→ Objective: Gather up the lines that contain "решение".

→ Listed records:
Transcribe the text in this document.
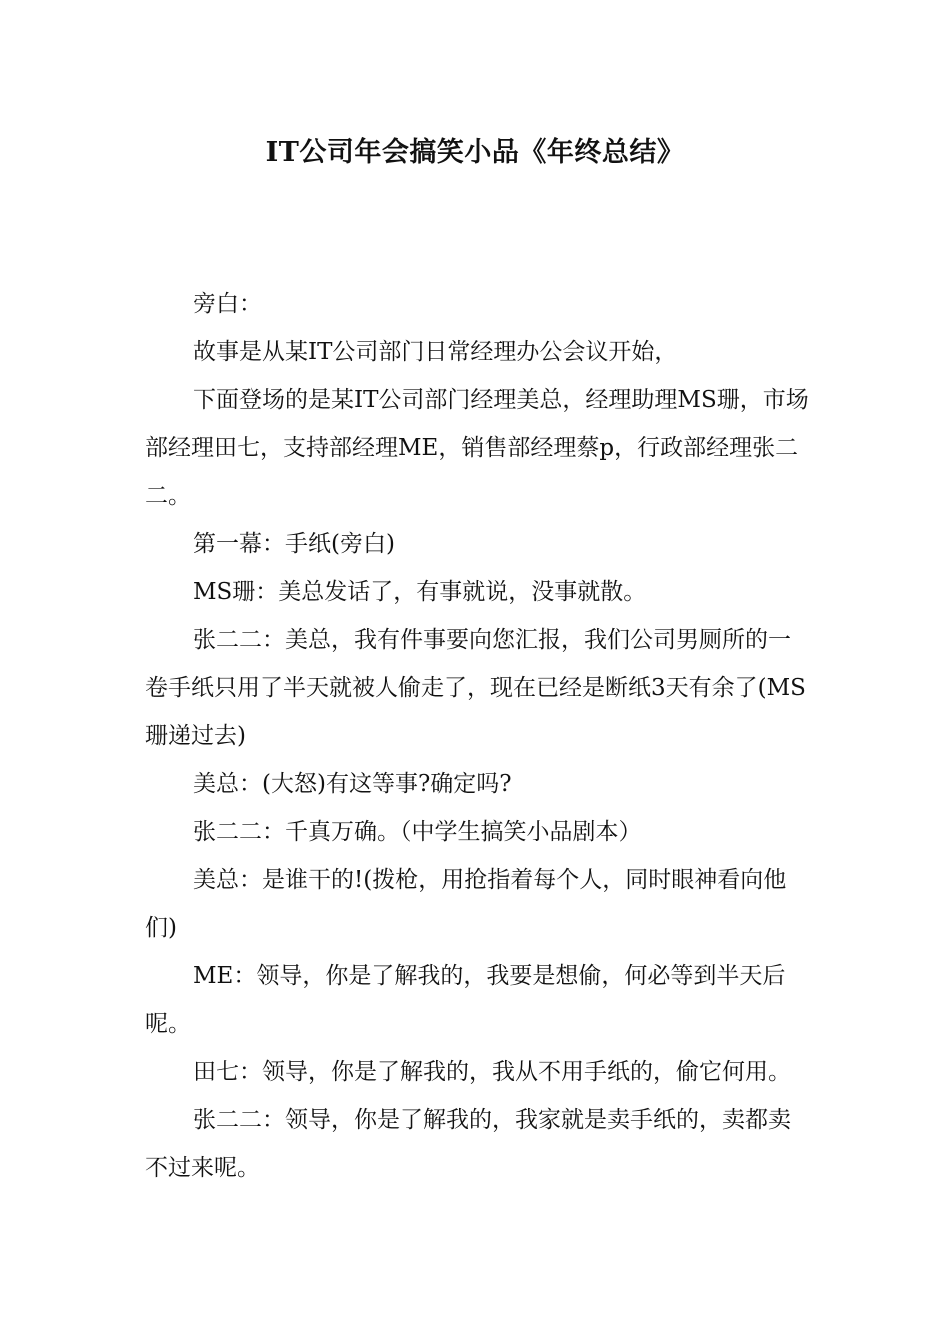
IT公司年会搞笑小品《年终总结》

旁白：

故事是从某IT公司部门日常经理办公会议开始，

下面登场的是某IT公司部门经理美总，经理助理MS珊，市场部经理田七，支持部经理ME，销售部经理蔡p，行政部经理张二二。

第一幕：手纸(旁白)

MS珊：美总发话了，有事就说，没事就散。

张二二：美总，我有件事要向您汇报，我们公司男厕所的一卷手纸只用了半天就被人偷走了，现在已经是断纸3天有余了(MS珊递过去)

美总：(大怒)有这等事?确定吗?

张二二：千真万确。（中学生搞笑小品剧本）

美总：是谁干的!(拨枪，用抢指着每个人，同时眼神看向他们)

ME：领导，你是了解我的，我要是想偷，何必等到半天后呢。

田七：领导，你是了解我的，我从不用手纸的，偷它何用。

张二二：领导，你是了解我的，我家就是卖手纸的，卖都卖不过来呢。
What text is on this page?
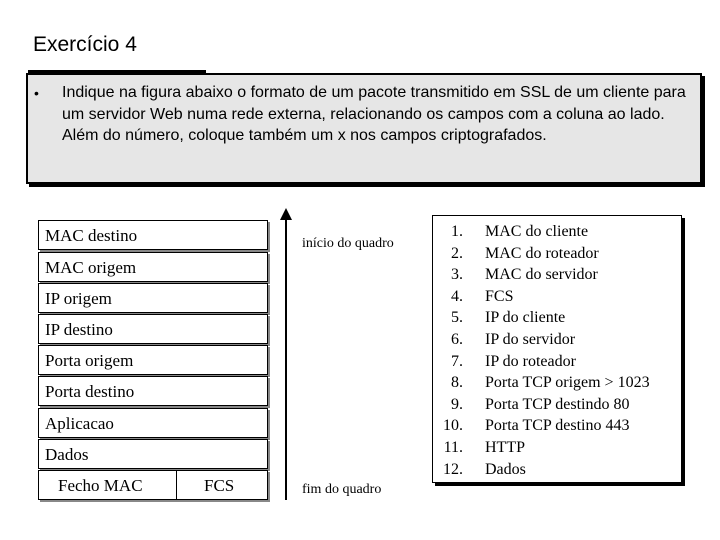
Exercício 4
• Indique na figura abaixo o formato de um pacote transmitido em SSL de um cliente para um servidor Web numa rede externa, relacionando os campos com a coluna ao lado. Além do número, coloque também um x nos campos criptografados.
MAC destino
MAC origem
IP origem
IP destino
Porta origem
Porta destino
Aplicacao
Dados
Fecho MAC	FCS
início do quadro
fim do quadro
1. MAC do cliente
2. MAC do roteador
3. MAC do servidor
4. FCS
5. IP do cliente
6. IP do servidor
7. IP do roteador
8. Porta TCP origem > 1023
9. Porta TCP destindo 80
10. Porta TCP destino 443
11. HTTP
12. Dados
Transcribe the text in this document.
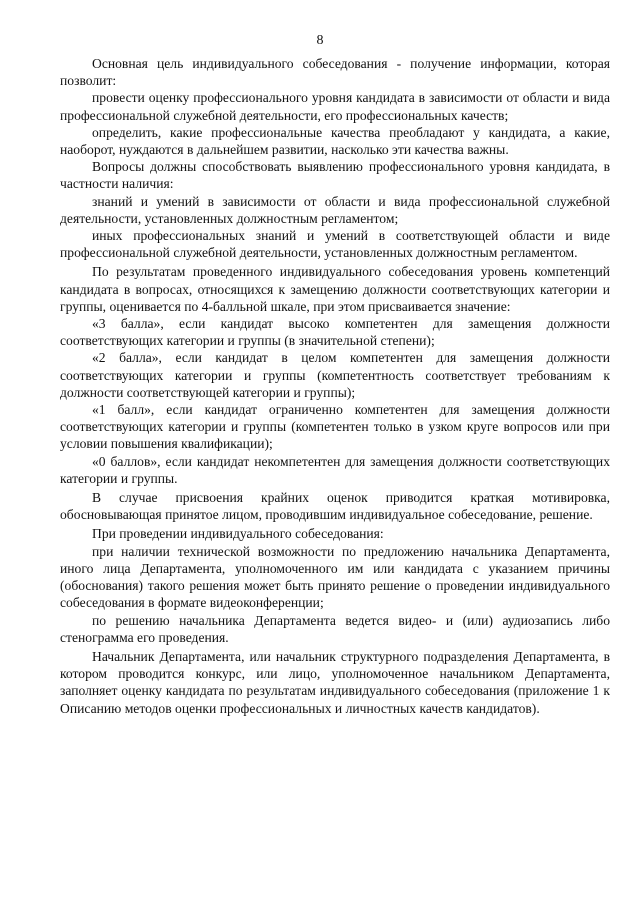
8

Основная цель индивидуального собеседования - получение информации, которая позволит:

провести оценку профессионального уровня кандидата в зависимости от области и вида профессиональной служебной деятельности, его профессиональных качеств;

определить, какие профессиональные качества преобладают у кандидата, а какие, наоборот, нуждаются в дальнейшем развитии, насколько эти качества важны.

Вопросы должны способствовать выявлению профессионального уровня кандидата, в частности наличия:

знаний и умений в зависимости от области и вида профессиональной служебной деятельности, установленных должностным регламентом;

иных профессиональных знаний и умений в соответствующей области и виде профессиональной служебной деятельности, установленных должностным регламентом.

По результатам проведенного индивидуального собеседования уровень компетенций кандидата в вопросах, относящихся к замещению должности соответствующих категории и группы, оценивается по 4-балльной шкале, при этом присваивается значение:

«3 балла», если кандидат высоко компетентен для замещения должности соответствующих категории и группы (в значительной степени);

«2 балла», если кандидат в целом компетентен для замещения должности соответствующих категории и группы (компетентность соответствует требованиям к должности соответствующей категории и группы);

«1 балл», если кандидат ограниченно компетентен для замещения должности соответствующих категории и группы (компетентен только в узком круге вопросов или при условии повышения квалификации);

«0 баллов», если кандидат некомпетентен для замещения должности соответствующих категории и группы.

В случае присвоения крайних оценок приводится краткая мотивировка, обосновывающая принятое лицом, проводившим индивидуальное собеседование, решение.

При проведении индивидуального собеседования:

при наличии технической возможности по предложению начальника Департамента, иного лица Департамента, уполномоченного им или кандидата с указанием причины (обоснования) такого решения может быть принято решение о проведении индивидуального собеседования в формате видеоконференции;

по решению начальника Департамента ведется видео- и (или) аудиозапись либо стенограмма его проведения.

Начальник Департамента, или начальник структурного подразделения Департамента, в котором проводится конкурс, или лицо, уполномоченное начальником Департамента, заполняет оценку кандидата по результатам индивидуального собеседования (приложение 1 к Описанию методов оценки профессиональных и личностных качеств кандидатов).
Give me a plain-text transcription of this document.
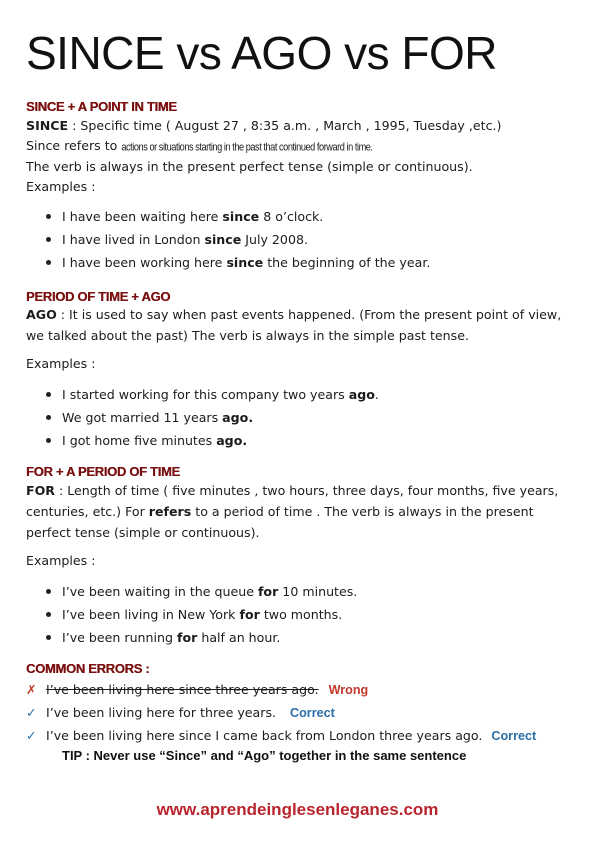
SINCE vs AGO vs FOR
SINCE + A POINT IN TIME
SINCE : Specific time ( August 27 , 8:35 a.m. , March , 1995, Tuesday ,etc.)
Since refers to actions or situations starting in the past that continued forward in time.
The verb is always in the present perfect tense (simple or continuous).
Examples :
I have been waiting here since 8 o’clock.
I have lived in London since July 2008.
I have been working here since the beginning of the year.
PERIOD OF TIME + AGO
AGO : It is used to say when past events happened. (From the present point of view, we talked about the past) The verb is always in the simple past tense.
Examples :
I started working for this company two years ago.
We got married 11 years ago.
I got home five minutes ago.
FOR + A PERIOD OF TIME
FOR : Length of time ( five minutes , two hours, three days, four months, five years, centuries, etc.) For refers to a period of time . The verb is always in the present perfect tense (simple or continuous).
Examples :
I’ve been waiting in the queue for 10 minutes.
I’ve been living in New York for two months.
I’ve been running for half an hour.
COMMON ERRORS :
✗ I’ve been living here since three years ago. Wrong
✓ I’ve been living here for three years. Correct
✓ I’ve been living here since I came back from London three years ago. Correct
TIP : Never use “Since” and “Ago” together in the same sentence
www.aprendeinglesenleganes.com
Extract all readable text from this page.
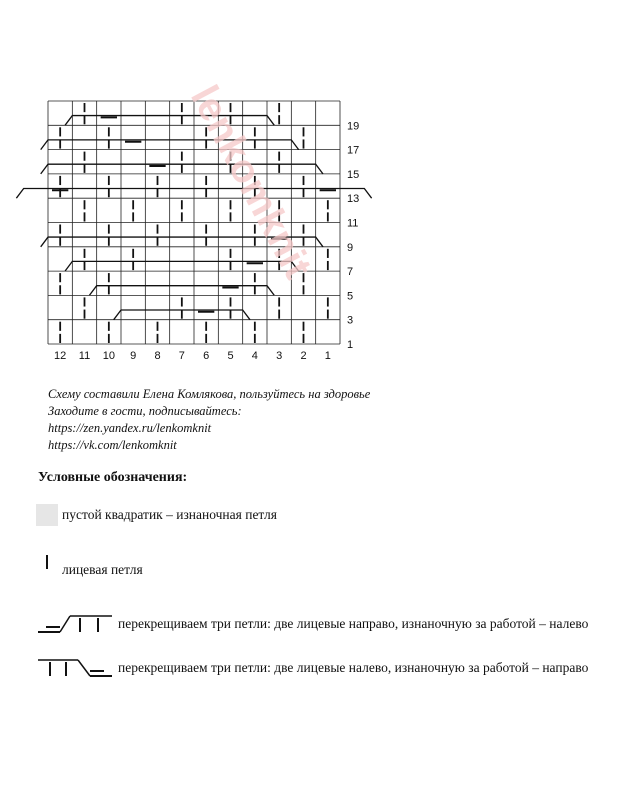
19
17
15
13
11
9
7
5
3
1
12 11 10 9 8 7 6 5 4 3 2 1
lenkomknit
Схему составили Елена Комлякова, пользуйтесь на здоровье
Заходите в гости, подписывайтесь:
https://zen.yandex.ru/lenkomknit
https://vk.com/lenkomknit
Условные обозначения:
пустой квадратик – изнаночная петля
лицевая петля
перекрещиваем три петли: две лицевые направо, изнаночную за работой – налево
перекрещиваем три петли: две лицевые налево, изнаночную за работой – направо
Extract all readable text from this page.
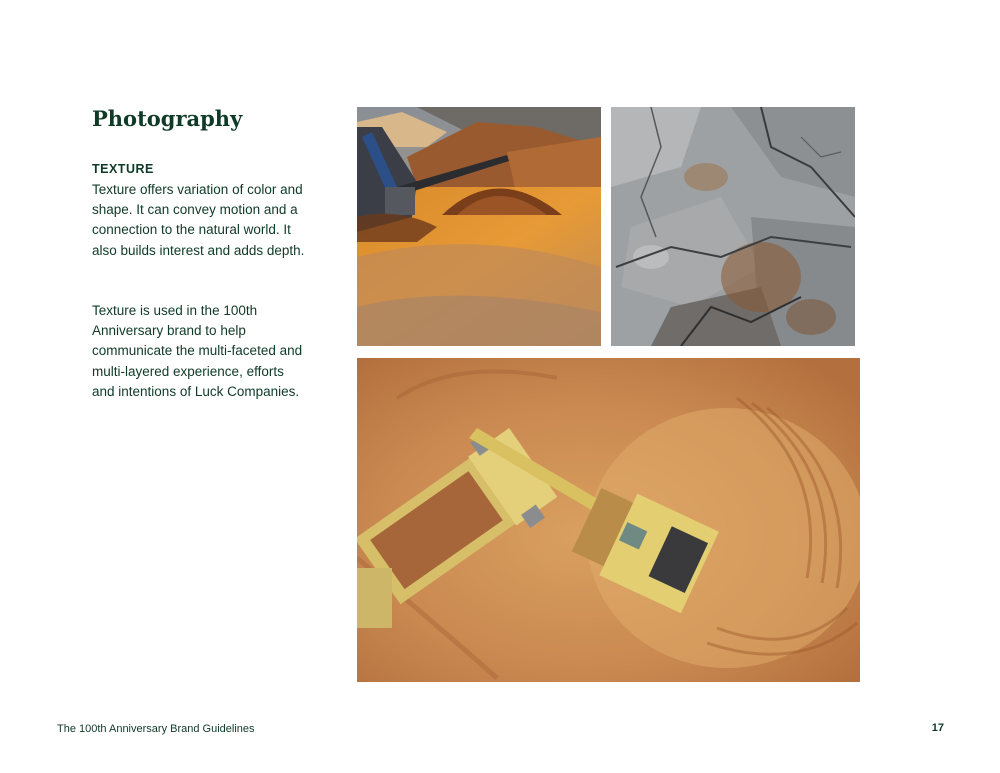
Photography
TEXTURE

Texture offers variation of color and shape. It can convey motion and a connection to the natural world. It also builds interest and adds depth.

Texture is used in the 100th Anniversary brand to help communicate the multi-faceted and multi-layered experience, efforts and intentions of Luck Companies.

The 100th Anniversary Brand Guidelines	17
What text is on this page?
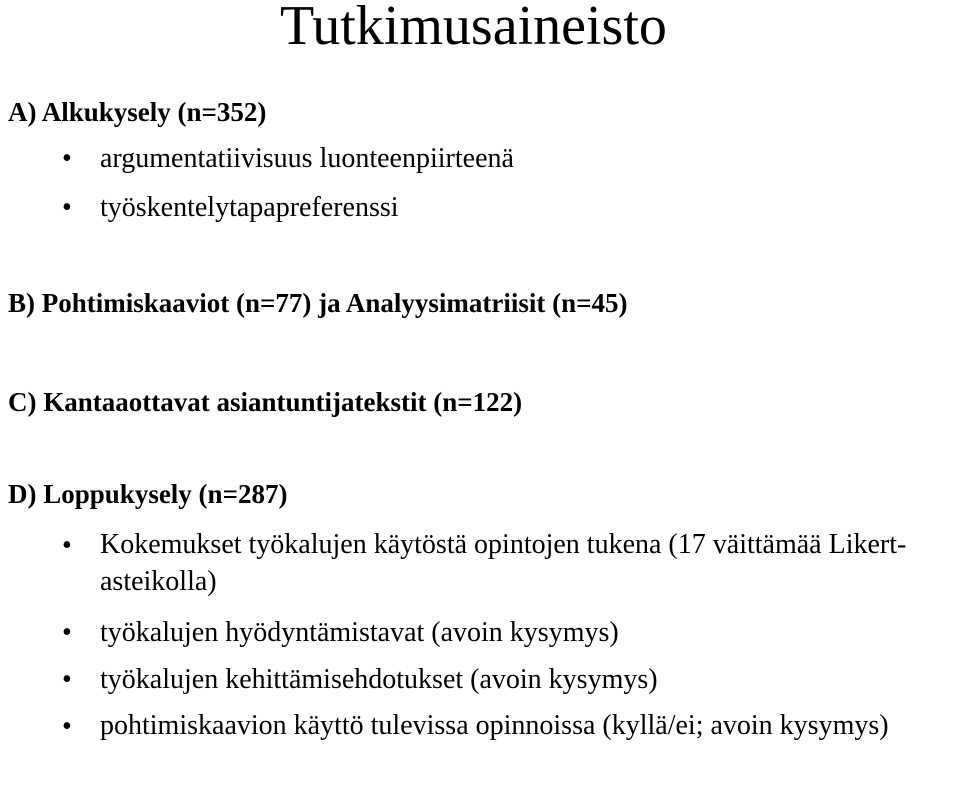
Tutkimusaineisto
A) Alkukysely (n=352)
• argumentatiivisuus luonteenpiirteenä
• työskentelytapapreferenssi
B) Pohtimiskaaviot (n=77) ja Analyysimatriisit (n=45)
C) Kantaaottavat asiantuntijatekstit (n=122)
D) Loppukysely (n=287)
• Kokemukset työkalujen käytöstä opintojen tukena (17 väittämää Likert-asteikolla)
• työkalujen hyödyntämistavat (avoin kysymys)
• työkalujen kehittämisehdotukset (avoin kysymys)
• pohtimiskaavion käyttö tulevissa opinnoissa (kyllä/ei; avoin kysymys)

→ Result:
В случае присвоения крайних оценок приводится краткая мотивировка, обосновывающая принятое лицом, проводившим индивидуальное собеседование, решение.
при наличии технической возможности по предложению начальника Департамента, иного лица Департамента, уполномоченного им или кандидата с указанием причины (обоснования) такого решения может быть принято решение о проведении индивидуального собеседования в формате видеоконференции;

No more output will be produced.